=== SUPPLIED MATERIAL ===
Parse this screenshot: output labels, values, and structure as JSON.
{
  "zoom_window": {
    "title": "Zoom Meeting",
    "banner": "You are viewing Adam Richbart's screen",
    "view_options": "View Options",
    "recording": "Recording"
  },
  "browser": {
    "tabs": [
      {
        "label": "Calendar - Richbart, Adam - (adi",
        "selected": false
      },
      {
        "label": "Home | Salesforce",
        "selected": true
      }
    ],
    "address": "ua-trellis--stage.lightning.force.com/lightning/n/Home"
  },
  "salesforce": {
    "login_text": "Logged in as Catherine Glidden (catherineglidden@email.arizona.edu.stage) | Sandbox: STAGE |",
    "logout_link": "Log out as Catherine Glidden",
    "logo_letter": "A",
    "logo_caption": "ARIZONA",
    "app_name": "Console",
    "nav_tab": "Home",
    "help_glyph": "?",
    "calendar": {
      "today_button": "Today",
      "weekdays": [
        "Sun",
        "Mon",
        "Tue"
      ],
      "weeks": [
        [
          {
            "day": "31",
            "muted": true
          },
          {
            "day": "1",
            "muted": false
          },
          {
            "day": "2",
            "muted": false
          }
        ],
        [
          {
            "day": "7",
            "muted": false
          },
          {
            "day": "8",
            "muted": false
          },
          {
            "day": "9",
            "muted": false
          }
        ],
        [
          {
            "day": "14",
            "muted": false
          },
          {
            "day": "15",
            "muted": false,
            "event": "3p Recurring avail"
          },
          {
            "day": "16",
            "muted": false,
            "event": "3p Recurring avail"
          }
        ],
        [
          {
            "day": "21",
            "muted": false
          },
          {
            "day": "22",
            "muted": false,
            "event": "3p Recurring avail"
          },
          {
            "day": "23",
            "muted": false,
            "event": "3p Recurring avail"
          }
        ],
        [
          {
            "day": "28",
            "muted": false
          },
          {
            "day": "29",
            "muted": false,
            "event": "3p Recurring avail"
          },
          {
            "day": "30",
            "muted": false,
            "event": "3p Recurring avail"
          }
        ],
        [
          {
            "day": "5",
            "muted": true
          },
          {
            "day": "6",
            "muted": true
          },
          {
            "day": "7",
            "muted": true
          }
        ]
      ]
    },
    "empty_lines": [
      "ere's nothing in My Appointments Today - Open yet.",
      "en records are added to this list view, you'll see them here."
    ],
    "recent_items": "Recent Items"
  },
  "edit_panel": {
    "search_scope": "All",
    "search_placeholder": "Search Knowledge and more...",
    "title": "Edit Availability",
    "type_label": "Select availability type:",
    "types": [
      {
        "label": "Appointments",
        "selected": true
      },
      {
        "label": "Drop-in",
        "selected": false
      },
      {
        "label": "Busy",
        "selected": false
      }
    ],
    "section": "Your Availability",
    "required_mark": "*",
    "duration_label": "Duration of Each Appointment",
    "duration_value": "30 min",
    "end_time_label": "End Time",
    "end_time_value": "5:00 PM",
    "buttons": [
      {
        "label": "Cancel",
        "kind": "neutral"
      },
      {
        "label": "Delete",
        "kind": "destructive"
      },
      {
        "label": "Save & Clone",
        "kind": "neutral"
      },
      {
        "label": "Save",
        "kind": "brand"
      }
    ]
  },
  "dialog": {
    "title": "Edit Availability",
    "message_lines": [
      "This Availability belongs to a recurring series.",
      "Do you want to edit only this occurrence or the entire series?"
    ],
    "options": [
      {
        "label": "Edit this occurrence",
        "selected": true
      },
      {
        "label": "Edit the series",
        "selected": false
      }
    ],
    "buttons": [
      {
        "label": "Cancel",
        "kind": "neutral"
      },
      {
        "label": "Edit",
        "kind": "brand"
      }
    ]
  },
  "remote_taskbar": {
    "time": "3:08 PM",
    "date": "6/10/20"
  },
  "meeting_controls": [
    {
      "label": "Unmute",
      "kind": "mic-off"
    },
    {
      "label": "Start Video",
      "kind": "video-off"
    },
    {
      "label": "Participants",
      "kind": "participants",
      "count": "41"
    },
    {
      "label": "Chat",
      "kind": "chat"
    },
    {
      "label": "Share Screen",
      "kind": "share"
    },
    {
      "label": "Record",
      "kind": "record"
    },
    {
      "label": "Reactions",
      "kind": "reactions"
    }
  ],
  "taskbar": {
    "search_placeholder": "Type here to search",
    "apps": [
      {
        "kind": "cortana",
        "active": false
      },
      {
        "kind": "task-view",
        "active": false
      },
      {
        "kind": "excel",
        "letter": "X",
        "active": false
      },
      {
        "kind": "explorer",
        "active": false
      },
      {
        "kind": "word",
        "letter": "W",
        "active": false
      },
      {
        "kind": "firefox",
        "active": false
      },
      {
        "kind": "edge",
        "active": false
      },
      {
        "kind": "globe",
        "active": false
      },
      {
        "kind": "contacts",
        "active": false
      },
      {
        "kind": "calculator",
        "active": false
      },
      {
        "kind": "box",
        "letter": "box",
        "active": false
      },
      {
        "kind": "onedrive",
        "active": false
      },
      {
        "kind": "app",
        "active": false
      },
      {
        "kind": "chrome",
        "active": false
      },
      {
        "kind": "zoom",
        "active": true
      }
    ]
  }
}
===
EXERCISE OBJECTIVE: Write out the entries in full, exactly as given.

OUTPUT FOR THIS EXERCISE:
Parse this screenshot: output labels, values, and structure as JSON.
{
  "zoom_window": {
    "title": "Zoom Meeting",
    "banner": "You are viewing Adam Richbart's screen",
    "view_options": "View Options",
    "recording": "Recording"
  },
  "browser": {
    "tabs": [
      {
        "label": "Calendar - Richbart, Adam - (adi",
        "selected": false
      },
      {
        "label": "Home | Salesforce",
        "selected": true
      }
    ],
    "address": "ua-trellis--stage.lightning.force.com/lightning/n/Home"
  },
  "salesforce": {
    "login_text": "Logged in as Catherine Glidden (catherineglidden@email.arizona.edu.stage) | Sandbox: STAGE |",
    "logout_link": "Log out as Catherine Glidden",
    "logo_letter": "A",
    "logo_caption": "ARIZONA",
    "app_name": "Console",
    "nav_tab": "Home",
    "help_glyph": "?",
    "calendar": {
      "today_button": "Today",
      "weekdays": [
        "Sun",
        "Mon",
        "Tue"
      ],
      "weeks": [
        [
          {
            "day": "31",
            "muted": true
          },
          {
            "day": "1",
            "muted": false
          },
          {
            "day": "2",
            "muted": false
          }
        ],
        [
          {
            "day": "7",
            "muted": false
          },
          {
            "day": "8",
            "muted": false
          },
          {
            "day": "9",
            "muted": false
          }
        ],
        [
          {
            "day": "14",
            "muted": false
          },
          {
            "day": "15",
            "muted": false,
            "event": "3p Recurring avail"
          },
          {
            "day": "16",
            "muted": false,
            "event": "3p Recurring avail"
          }
        ],
        [
          {
            "day": "21",
            "muted": false
          },
          {
            "day": "22",
            "muted": false,
            "event": "3p Recurring avail"
          },
          {
            "day": "23",
            "muted": false,
            "event": "3p Recurring avail"
          }
        ],
        [
          {
            "day": "28",
            "muted": false
          },
          {
            "day": "29",
            "muted": false,
            "event": "3p Recurring avail"
          },
          {
            "day": "30",
            "muted": false,
            "event": "3p Recurring avail"
          }
        ],
        [
          {
            "day": "5",
            "muted": true
          },
          {
            "day": "6",
            "muted": true
          },
          {
            "day": "7",
            "muted": true
          }
        ]
      ]
    },
    "empty_lines": [
      "ere's nothing in My Appointments Today - Open yet.",
      "en records are added to this list view, you'll see them here."
    ],
    "recent_items": "Recent Items"
  },
  "edit_panel": {
    "search_scope": "All",
    "search_placeholder": "Search Knowledge and more...",
    "title": "Edit Availability",
    "type_label": "Select availability type:",
    "types": [
      {
        "label": "Appointments",
        "selected": true
      },
      {
        "label": "Drop-in",
        "selected": false
      },
      {
        "label": "Busy",
        "selected": false
      }
    ],
    "section": "Your Availability",
    "required_mark": "*",
    "duration_label": "Duration of Each Appointment",
    "duration_value": "30 min",
    "end_time_label": "End Time",
    "end_time_value": "5:00 PM",
    "buttons": [
      {
        "label": "Cancel",
        "kind": "neutral"
      },
      {
        "label": "Delete",
        "kind": "destructive"
      },
      {
        "label": "Save & Clone",
        "kind": "neutral"
      },
      {
        "label": "Save",
        "kind": "brand"
      }
    ]
  },
  "dialog": {
    "title": "Edit Availability",
    "message_lines": [
      "This Availability belongs to a recurring series.",
      "Do you want to edit only this occurrence or the entire series?"
    ],
    "options": [
      {
        "label": "Edit this occurrence",
        "selected": true
      },
      {
        "label": "Edit the series",
        "selected": false
      }
    ],
    "buttons": [
      {
        "label": "Cancel",
        "kind": "neutral"
      },
      {
        "label": "Edit",
        "kind": "brand"
      }
    ]
  },
  "remote_taskbar": {
    "time": "3:08 PM",
    "date": "6/10/20"
  },
  "meeting_controls": [
    {
      "label": "Unmute",
      "kind": "mic-off"
    },
    {
      "label": "Start Video",
      "kind": "video-off"
    },
    {
      "label": "Participants",
      "kind": "participants",
      "count": "41"
    },
    {
      "label": "Chat",
      "kind": "chat"
    },
    {
      "label": "Share Screen",
      "kind": "share"
    },
    {
      "label": "Record",
      "kind": "record"
    },
    {
      "label": "Reactions",
      "kind": "reactions"
    }
  ],
  "taskbar": {
    "search_placeholder": "Type here to search",
    "apps": [
      {
        "kind": "cortana",
        "active": false
      },
      {
        "kind": "task-view",
        "active": false
      },
      {
        "kind": "excel",
        "letter": "X",
        "active": false
      },
      {
        "kind": "explorer",
        "active": false
      },
      {
        "kind": "word",
        "letter": "W",
        "active": false
      },
      {
        "kind": "firefox",
        "active": false
      },
      {
        "kind": "edge",
        "active": false
      },
      {
        "kind": "globe",
        "active": false
      },
      {
        "kind": "contacts",
        "active": false
      },
      {
        "kind": "calculator",
        "active": false
      },
      {
        "kind": "box",
        "letter": "box",
        "active": false
      },
      {
        "kind": "onedrive",
        "active": false
      },
      {
        "kind": "app",
        "active": false
      },
      {
        "kind": "chrome",
        "active": false
      },
      {
        "kind": "zoom",
        "active": true
      }
    ]
  }
}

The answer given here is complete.